_What you should do_.
The word "this" marks the lines to copy; find all of them in the entries below.

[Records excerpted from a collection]
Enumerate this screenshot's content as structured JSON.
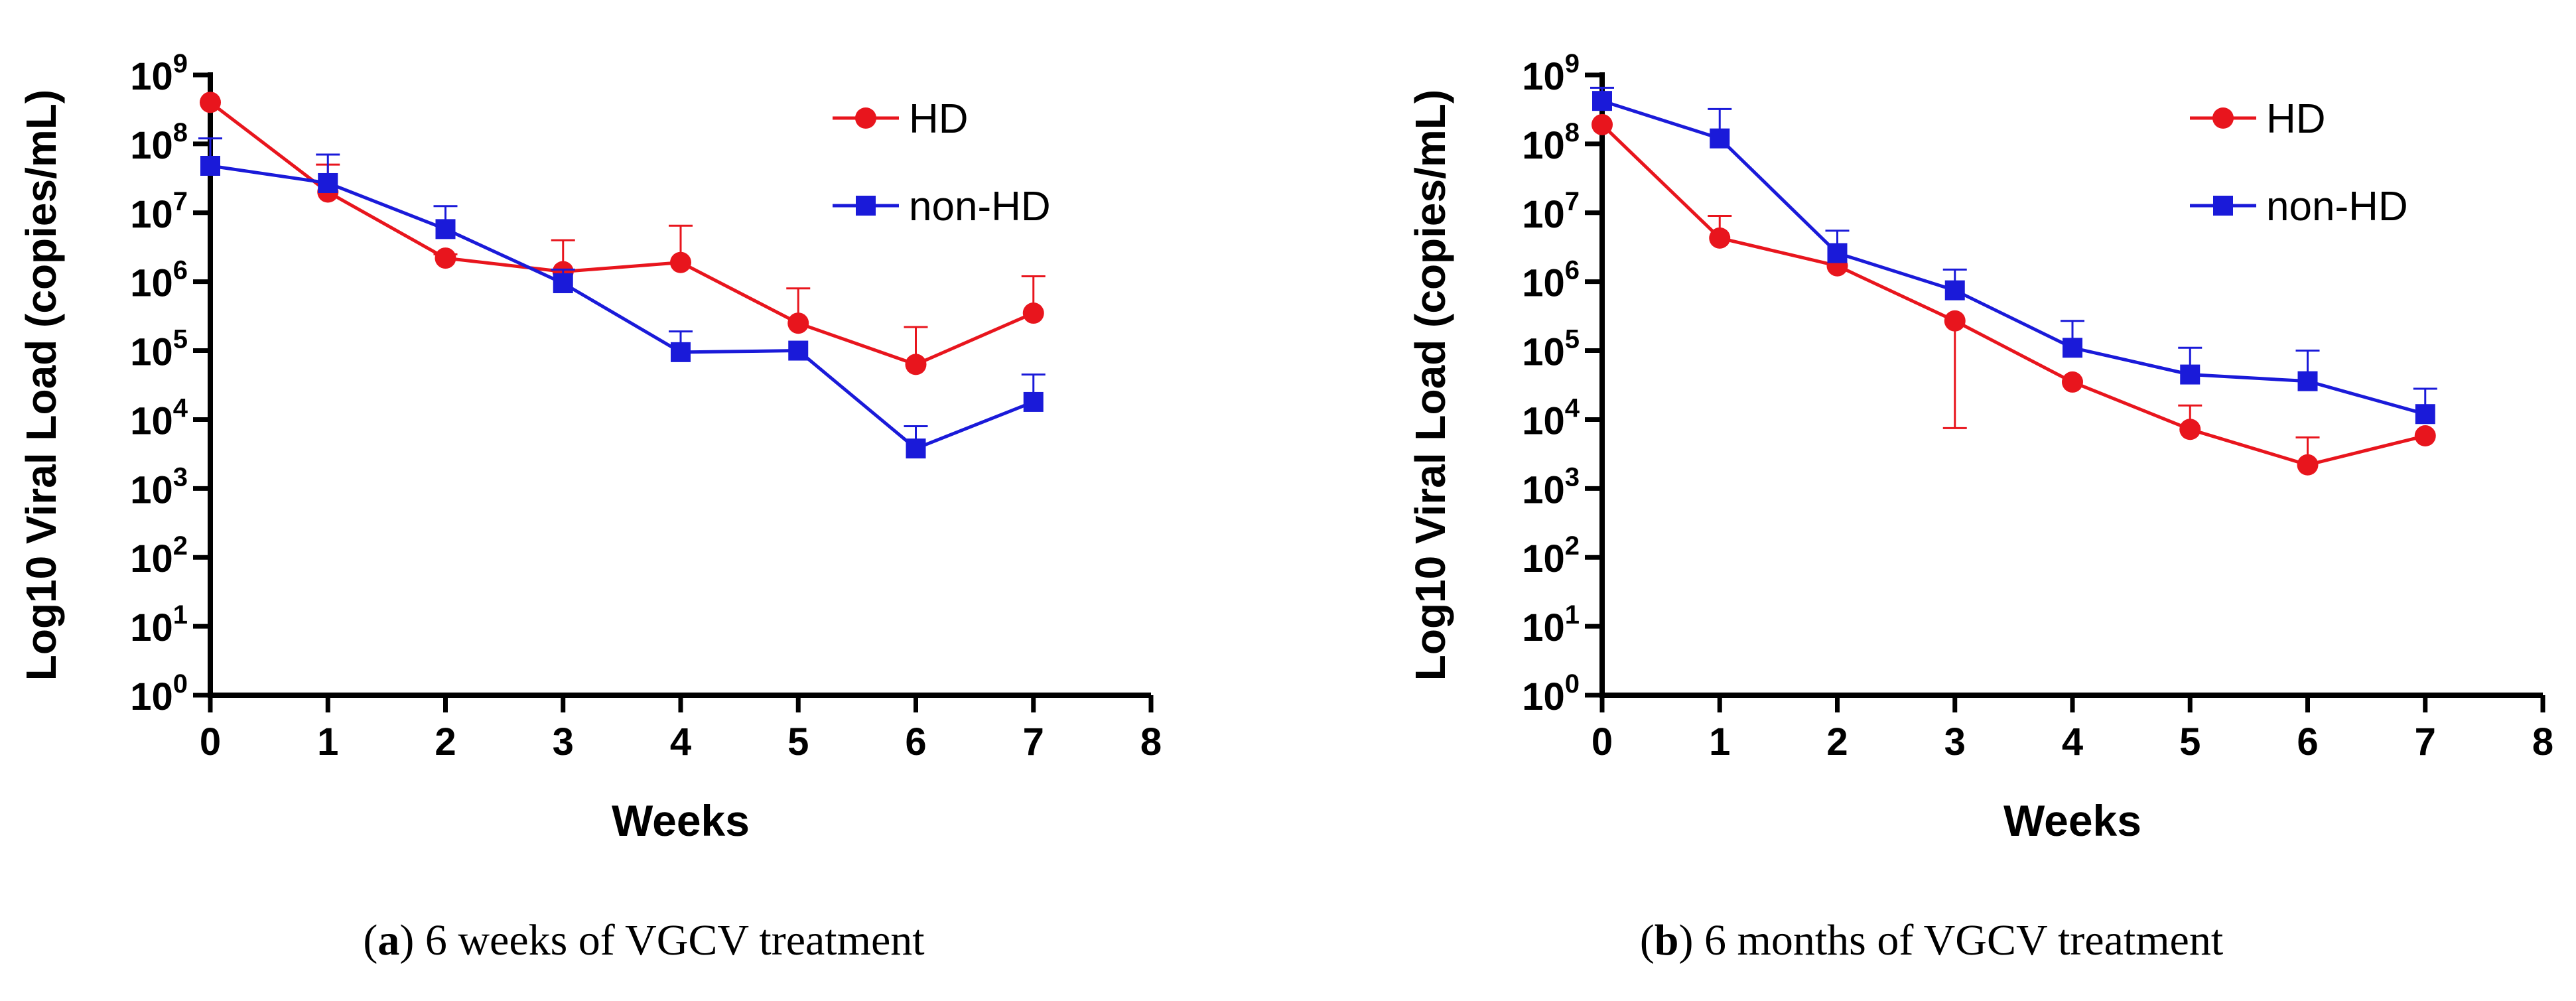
{
  "chart_data": [
    {
      "type": "line",
      "xlabel": "Weeks",
      "ylabel": "Log10 Viral Load (copies/mL)",
      "yscale": "log",
      "xlim": [
        0,
        8
      ],
      "ylim_exponents": [
        0,
        9
      ],
      "x_ticks": [
        "0",
        "1",
        "2",
        "3",
        "4",
        "5",
        "6",
        "7",
        "8"
      ],
      "y_tick_base": "10",
      "y_tick_exponents": [
        "0",
        "1",
        "2",
        "3",
        "4",
        "5",
        "6",
        "7",
        "8",
        "9"
      ],
      "legend_position": "top-right",
      "caption_letter": "a",
      "caption_text": "6 weeks of VGCV treatment",
      "series": [
        {
          "name": "HD",
          "color": "#e8151d",
          "marker": "circle",
          "x": [
            0,
            1,
            2,
            3,
            4,
            5,
            6,
            7
          ],
          "y": [
            400000000,
            20000000,
            2200000,
            1400000,
            1900000,
            250000,
            63000,
            350000
          ],
          "err_upper": [
            400000000,
            50000000,
            2500000,
            4000000,
            6500000,
            800000,
            220000,
            1200000
          ]
        },
        {
          "name": "non-HD",
          "color": "#1a1ad9",
          "marker": "square",
          "x": [
            0,
            1,
            2,
            3,
            4,
            5,
            6,
            7
          ],
          "y": [
            48000000,
            27000000,
            5800000,
            950000,
            95000,
            100000,
            3800,
            18000
          ],
          "err_upper": [
            120000000,
            70000000,
            12500000,
            1500000,
            190000,
            100000,
            8000,
            45000
          ]
        }
      ]
    },
    {
      "type": "line",
      "xlabel": "Weeks",
      "ylabel": "Log10 Viral Load (copies/mL)",
      "yscale": "log",
      "xlim": [
        0,
        8
      ],
      "ylim_exponents": [
        0,
        9
      ],
      "x_ticks": [
        "0",
        "1",
        "2",
        "3",
        "4",
        "5",
        "6",
        "7",
        "8"
      ],
      "y_tick_base": "10",
      "y_tick_exponents": [
        "0",
        "1",
        "2",
        "3",
        "4",
        "5",
        "6",
        "7",
        "8",
        "9"
      ],
      "legend_position": "top-right",
      "caption_letter": "b",
      "caption_text": "6 months of VGCV treatment",
      "series": [
        {
          "name": "HD",
          "color": "#e8151d",
          "marker": "circle",
          "x": [
            0,
            1,
            2,
            3,
            4,
            5,
            6,
            7
          ],
          "y": [
            190000000,
            4300000,
            1700000,
            270000,
            35000,
            7200,
            2200,
            5800
          ],
          "err_upper": [
            190000000,
            9000000,
            1700000,
            270000,
            35000,
            16000,
            5500,
            5800
          ],
          "err_lower": [
            null,
            null,
            null,
            7500,
            null,
            null,
            null,
            null
          ]
        },
        {
          "name": "non-HD",
          "color": "#1a1ad9",
          "marker": "square",
          "x": [
            0,
            1,
            2,
            3,
            4,
            5,
            6,
            7
          ],
          "y": [
            420000000,
            120000000,
            2600000,
            750000,
            110000,
            45000,
            36000,
            12000
          ],
          "err_upper": [
            650000000,
            320000000,
            5500000,
            1500000,
            270000,
            110000,
            100000,
            28000
          ]
        }
      ]
    }
  ]
}
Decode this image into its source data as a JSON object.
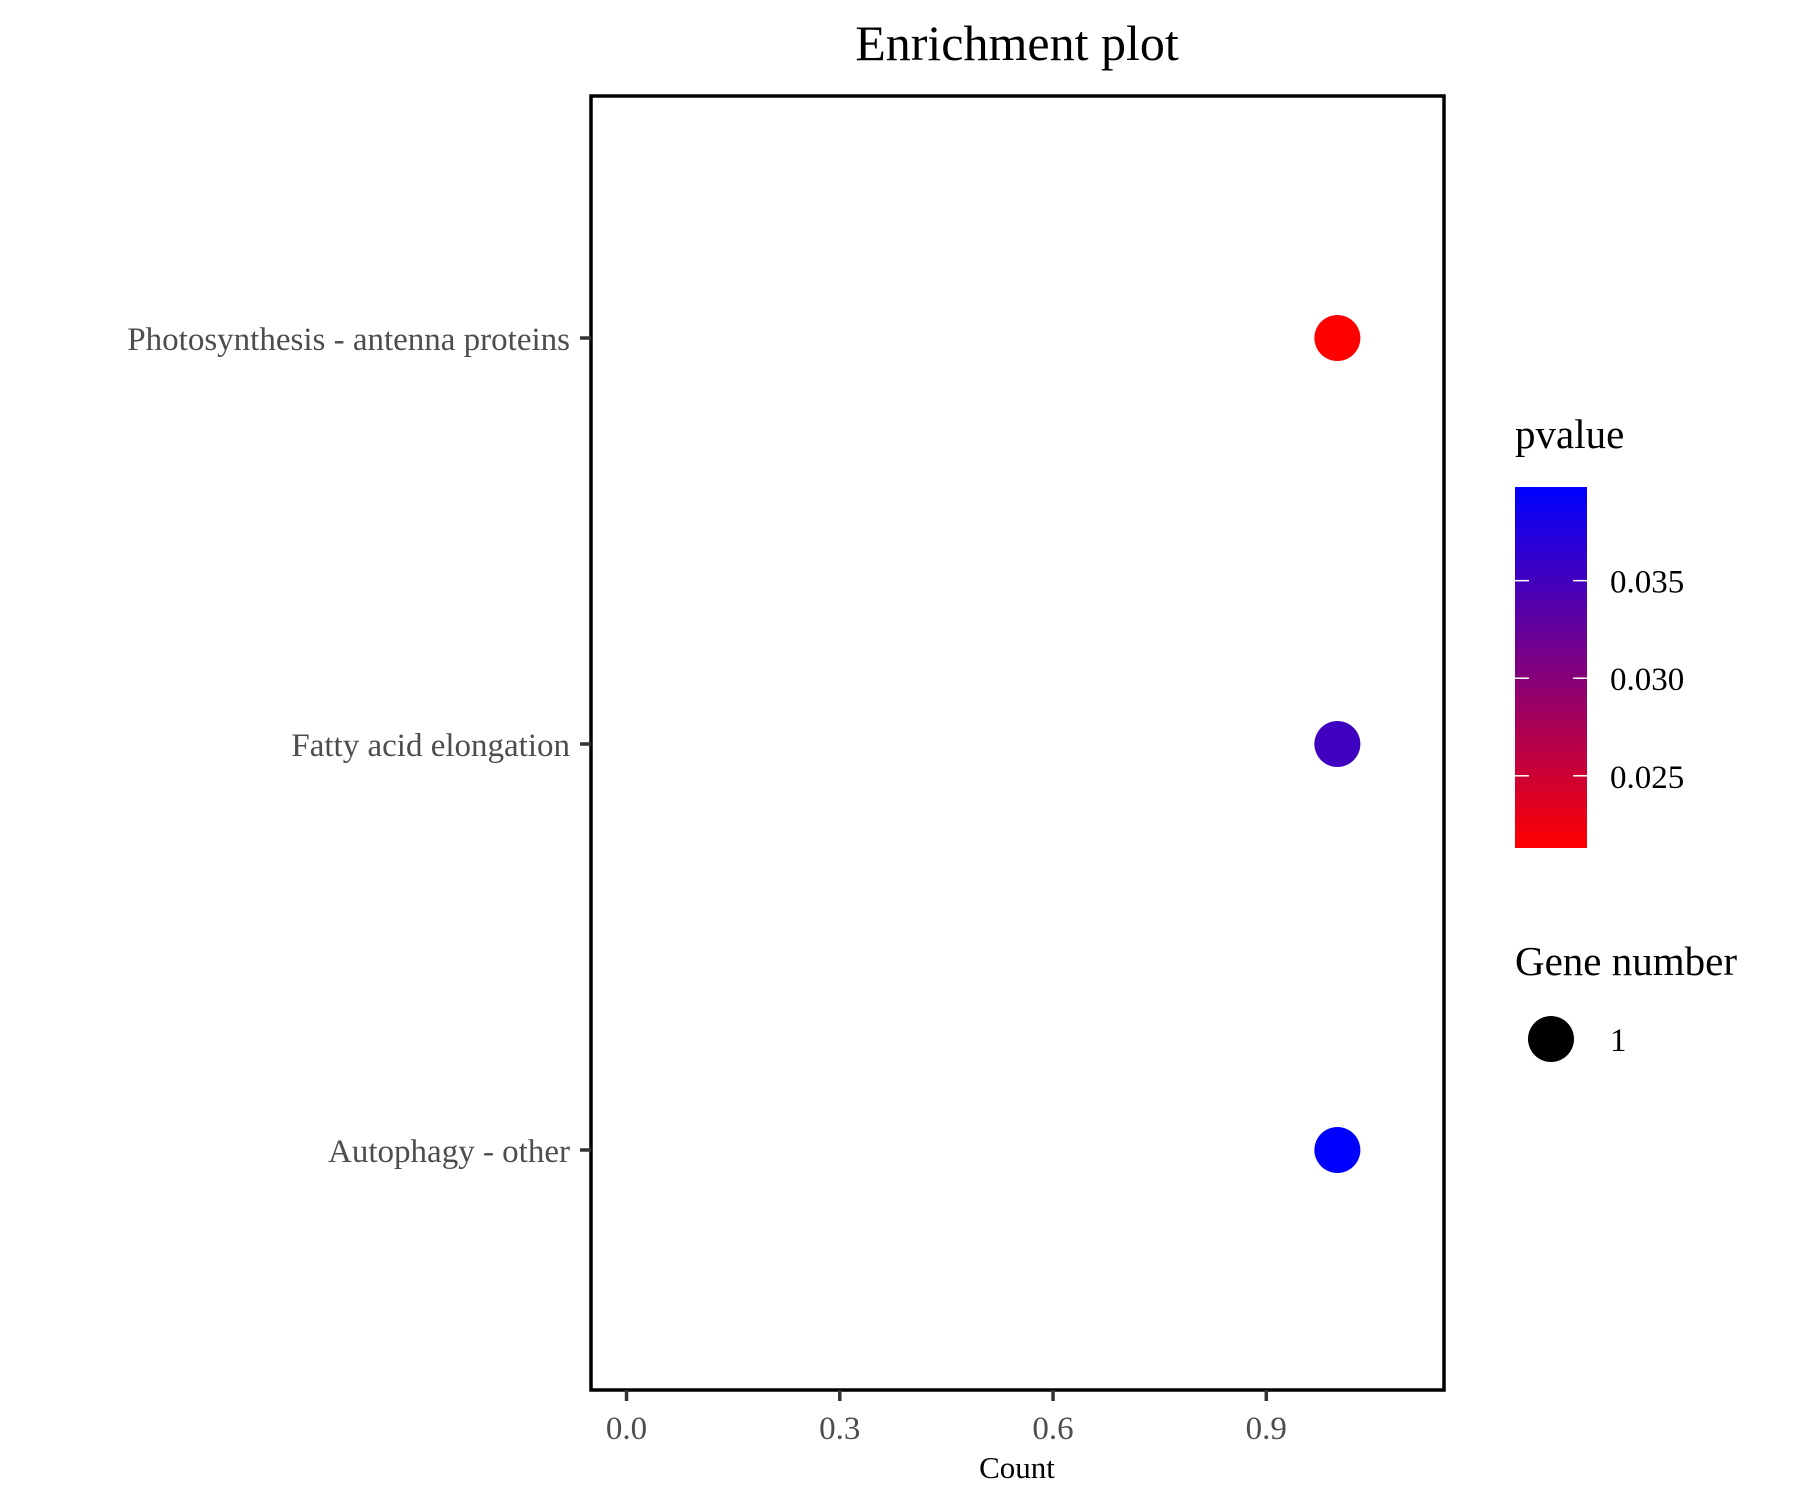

_Solution below_.
Enumerate this screenshot's content as structured JSON.
Decode this image into its source data as a JSON object.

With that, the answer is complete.